■ To do ■
Copy out exactly the lines from the one containing "Find all labels, buttons, inputs, and" through the end of the records, and no pictures.

[Entries taken from a collection]

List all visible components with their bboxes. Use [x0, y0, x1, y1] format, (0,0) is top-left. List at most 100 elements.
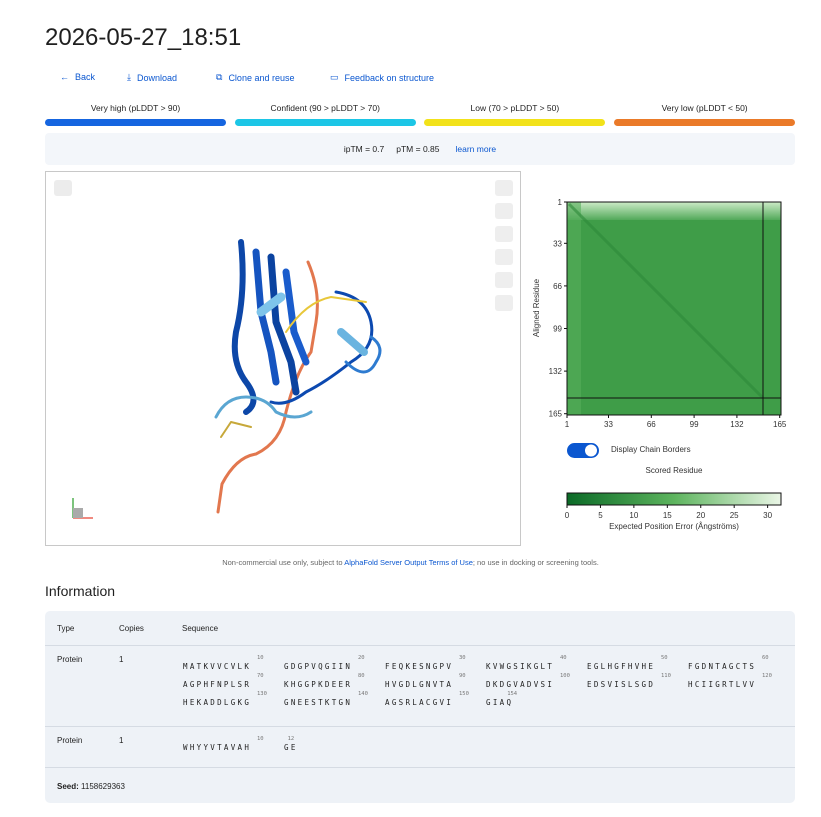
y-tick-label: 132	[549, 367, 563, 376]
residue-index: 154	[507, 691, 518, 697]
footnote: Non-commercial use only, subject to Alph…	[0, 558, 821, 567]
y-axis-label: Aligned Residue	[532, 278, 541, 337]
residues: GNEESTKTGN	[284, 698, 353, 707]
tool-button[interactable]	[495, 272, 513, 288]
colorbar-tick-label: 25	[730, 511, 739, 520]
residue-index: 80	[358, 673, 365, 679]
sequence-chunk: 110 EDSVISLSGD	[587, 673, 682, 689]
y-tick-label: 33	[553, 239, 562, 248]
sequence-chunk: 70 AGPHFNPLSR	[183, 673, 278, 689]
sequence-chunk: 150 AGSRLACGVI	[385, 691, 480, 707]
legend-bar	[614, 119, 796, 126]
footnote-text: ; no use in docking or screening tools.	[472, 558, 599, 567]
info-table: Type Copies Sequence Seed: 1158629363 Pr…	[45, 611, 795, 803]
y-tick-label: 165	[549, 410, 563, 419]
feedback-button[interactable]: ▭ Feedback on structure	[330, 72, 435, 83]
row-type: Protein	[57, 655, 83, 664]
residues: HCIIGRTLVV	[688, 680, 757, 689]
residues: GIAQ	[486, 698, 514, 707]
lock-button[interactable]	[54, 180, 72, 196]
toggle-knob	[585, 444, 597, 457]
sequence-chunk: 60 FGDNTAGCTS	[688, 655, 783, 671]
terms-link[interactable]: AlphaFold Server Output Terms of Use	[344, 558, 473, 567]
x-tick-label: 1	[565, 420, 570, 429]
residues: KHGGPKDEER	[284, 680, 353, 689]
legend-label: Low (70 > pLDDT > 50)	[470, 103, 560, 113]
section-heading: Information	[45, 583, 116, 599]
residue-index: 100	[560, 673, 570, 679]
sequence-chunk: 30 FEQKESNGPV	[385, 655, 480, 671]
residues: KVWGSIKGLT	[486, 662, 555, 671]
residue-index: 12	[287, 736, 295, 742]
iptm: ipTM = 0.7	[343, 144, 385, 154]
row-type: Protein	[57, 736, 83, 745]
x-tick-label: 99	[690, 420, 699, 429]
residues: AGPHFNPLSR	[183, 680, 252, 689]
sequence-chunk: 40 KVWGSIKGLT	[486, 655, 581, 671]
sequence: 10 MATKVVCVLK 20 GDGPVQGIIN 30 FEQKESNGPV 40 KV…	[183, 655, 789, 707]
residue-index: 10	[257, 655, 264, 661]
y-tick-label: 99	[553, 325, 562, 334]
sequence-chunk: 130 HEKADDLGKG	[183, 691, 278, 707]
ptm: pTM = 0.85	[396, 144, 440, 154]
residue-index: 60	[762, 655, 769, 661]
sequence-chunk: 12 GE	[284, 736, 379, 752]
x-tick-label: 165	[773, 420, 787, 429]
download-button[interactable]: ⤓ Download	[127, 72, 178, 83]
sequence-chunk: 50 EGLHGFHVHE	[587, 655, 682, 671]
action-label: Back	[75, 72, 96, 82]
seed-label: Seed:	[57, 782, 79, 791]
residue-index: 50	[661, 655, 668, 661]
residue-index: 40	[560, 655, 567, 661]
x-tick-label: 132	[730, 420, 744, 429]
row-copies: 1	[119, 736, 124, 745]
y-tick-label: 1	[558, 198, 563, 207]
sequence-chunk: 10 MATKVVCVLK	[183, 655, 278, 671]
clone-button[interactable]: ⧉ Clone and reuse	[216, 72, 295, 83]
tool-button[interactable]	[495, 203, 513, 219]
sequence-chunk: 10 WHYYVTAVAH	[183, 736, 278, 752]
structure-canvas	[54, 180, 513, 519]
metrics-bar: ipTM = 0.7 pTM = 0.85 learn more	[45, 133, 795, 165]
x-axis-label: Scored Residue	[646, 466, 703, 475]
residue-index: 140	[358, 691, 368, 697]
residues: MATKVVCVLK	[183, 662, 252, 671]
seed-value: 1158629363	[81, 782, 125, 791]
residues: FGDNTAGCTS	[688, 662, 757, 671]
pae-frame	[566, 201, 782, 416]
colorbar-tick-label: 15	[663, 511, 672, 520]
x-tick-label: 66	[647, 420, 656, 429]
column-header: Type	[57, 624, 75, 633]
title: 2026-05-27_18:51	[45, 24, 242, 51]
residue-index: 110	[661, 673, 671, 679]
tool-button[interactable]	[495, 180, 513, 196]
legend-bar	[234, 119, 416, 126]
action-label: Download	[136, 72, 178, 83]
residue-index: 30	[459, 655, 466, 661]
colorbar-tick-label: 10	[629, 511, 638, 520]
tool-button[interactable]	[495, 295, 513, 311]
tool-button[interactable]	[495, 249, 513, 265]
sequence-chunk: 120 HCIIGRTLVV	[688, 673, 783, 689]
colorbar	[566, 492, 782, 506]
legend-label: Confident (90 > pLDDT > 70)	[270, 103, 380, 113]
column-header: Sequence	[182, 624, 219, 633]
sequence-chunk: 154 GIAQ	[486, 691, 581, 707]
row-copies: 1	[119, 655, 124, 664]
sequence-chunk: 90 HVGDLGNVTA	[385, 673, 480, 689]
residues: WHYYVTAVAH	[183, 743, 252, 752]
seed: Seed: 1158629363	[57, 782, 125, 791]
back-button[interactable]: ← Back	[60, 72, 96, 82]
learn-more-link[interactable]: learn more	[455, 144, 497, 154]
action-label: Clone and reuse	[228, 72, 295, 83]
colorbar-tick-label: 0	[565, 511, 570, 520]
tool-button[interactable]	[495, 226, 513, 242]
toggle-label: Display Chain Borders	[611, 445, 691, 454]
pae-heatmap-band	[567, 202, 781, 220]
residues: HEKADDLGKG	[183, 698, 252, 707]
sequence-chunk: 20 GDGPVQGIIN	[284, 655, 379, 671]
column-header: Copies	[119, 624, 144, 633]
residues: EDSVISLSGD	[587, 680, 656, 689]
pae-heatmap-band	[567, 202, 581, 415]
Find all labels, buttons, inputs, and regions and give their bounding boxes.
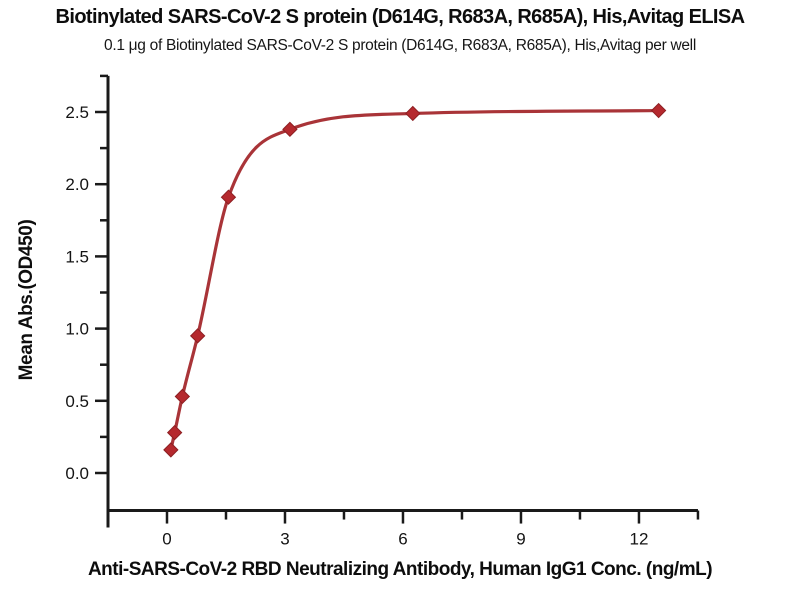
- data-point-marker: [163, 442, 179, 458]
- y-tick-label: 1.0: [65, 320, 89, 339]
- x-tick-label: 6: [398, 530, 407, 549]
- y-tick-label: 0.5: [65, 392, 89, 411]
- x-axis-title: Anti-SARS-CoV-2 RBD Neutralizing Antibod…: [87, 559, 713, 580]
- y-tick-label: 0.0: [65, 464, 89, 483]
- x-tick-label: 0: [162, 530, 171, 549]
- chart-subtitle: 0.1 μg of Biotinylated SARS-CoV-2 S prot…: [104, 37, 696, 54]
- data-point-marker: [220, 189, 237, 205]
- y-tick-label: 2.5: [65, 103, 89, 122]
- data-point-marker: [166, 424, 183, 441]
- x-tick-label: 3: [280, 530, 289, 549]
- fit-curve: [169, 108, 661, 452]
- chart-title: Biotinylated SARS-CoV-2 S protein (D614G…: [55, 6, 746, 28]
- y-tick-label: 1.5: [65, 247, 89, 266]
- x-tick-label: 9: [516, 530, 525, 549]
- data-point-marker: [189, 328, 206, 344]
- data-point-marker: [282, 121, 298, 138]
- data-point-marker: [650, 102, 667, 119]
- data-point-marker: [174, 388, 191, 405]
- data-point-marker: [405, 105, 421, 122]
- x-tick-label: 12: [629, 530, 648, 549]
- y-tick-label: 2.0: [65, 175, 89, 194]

■ Output ■
Find all labels, buttons, inputs, and regions and give their bounding boxes.
- data-point-marker: [163, 442, 179, 458]
- y-tick-label: 1.0: [65, 320, 89, 339]
- x-tick-label: 6: [398, 530, 407, 549]
- y-tick-label: 0.5: [65, 392, 89, 411]
- x-axis-title: Anti-SARS-CoV-2 RBD Neutralizing Antibod…: [87, 559, 713, 580]
- y-tick-label: 0.0: [65, 464, 89, 483]
- x-tick-label: 0: [162, 530, 171, 549]
- chart-subtitle: 0.1 μg of Biotinylated SARS-CoV-2 S prot…: [104, 37, 696, 54]
- data-point-marker: [220, 189, 237, 205]
- y-tick-label: 2.5: [65, 103, 89, 122]
- data-point-marker: [166, 424, 183, 441]
- x-tick-label: 3: [280, 530, 289, 549]
- fit-curve: [169, 108, 661, 452]
- chart-title: Biotinylated SARS-CoV-2 S protein (D614G…: [55, 6, 746, 28]
- y-tick-label: 1.5: [65, 247, 89, 266]
- x-tick-label: 9: [516, 530, 525, 549]
- data-point-marker: [189, 328, 206, 344]
- data-point-marker: [282, 121, 298, 138]
- data-point-marker: [650, 102, 667, 119]
- data-point-marker: [174, 388, 191, 405]
- data-point-marker: [405, 105, 421, 122]
- x-tick-label: 12: [629, 530, 648, 549]
- y-tick-label: 2.0: [65, 175, 89, 194]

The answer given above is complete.